#### [EXERCISE AIM]
The records that follow are to be repeated without alteration.

━━━━━━

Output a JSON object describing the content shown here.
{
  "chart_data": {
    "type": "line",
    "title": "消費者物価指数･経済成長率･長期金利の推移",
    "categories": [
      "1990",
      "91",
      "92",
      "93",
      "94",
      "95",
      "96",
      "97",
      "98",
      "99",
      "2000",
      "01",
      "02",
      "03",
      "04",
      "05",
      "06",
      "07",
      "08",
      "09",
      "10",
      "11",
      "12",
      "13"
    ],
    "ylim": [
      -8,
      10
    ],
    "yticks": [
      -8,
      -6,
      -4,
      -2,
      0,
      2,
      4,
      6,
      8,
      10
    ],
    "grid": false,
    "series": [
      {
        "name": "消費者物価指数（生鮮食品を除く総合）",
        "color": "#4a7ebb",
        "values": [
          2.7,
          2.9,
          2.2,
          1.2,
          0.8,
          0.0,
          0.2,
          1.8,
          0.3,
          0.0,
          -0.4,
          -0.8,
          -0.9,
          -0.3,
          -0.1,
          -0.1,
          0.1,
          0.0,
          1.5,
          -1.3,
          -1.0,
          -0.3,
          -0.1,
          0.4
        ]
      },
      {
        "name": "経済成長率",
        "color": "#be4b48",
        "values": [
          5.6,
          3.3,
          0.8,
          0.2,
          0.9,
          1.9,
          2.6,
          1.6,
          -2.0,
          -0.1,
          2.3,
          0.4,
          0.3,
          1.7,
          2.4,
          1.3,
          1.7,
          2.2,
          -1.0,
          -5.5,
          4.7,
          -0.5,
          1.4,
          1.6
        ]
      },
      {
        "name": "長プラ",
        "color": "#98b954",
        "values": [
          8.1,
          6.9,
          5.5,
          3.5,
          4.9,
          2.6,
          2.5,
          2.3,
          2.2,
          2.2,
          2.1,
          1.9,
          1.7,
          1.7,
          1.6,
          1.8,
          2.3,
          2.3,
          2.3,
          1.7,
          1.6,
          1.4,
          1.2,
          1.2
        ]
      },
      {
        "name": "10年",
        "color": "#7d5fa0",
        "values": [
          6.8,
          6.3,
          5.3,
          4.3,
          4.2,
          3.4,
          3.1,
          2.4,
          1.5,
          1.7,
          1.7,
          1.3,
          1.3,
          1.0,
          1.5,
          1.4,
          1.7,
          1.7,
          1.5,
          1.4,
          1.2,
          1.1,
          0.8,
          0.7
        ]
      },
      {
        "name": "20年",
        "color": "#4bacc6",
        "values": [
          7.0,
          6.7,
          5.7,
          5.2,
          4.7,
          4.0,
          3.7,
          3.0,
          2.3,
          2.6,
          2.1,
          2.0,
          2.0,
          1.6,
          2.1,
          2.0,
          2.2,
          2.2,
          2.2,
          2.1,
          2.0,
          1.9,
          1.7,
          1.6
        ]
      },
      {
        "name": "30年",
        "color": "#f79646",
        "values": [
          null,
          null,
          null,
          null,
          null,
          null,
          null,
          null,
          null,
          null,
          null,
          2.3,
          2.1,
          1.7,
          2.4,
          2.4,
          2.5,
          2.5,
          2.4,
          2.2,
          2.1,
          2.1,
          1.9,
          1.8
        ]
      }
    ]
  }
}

━━━━━━

#### [EXERCISE ANSWER]
Output a JSON object describing the content shown here.
{
  "chart_data": {
    "type": "line",
    "title": "消費者物価指数･経済成長率･長期金利の推移",
    "categories": [
      "1990",
      "91",
      "92",
      "93",
      "94",
      "95",
      "96",
      "97",
      "98",
      "99",
      "2000",
      "01",
      "02",
      "03",
      "04",
      "05",
      "06",
      "07",
      "08",
      "09",
      "10",
      "11",
      "12",
      "13"
    ],
    "ylim": [
      -8,
      10
    ],
    "yticks": [
      -8,
      -6,
      -4,
      -2,
      0,
      2,
      4,
      6,
      8,
      10
    ],
    "grid": false,
    "series": [
      {
        "name": "消費者物価指数（生鮮食品を除く総合）",
        "color": "#4a7ebb",
        "values": [
          2.7,
          2.9,
          2.2,
          1.2,
          0.8,
          0.0,
          0.2,
          1.8,
          0.3,
          0.0,
          -0.4,
          -0.8,
          -0.9,
          -0.3,
          -0.1,
          -0.1,
          0.1,
          0.0,
          1.5,
          -1.3,
          -1.0,
          -0.3,
          -0.1,
          0.4
        ]
      },
      {
        "name": "経済成長率",
        "color": "#be4b48",
        "values": [
          5.6,
          3.3,
          0.8,
          0.2,
          0.9,
          1.9,
          2.6,
          1.6,
          -2.0,
          -0.1,
          2.3,
          0.4,
          0.3,
          1.7,
          2.4,
          1.3,
          1.7,
          2.2,
          -1.0,
          -5.5,
          4.7,
          -0.5,
          1.4,
          1.6
        ]
      },
      {
        "name": "長プラ",
        "color": "#98b954",
        "values": [
          8.1,
          6.9,
          5.5,
          3.5,
          4.9,
          2.6,
          2.5,
          2.3,
          2.2,
          2.2,
          2.1,
          1.9,
          1.7,
          1.7,
          1.6,
          1.8,
          2.3,
          2.3,
          2.3,
          1.7,
          1.6,
          1.4,
          1.2,
          1.2
        ]
      },
      {
        "name": "10年",
        "color": "#7d5fa0",
        "values": [
          6.8,
          6.3,
          5.3,
          4.3,
          4.2,
          3.4,
          3.1,
          2.4,
          1.5,
          1.7,
          1.7,
          1.3,
          1.3,
          1.0,
          1.5,
          1.4,
          1.7,
          1.7,
          1.5,
          1.4,
          1.2,
          1.1,
          0.8,
          0.7
        ]
      },
      {
        "name": "20年",
        "color": "#4bacc6",
        "values": [
          7.0,
          6.7,
          5.7,
          5.2,
          4.7,
          4.0,
          3.7,
          3.0,
          2.3,
          2.6,
          2.1,
          2.0,
          2.0,
          1.6,
          2.1,
          2.0,
          2.2,
          2.2,
          2.2,
          2.1,
          2.0,
          1.9,
          1.7,
          1.6
        ]
      },
      {
        "name": "30年",
        "color": "#f79646",
        "values": [
          null,
          null,
          null,
          null,
          null,
          null,
          null,
          null,
          null,
          null,
          null,
          2.3,
          2.1,
          1.7,
          2.4,
          2.4,
          2.5,
          2.5,
          2.4,
          2.2,
          2.1,
          2.1,
          1.9,
          1.8
        ]
      }
    ]
  }
}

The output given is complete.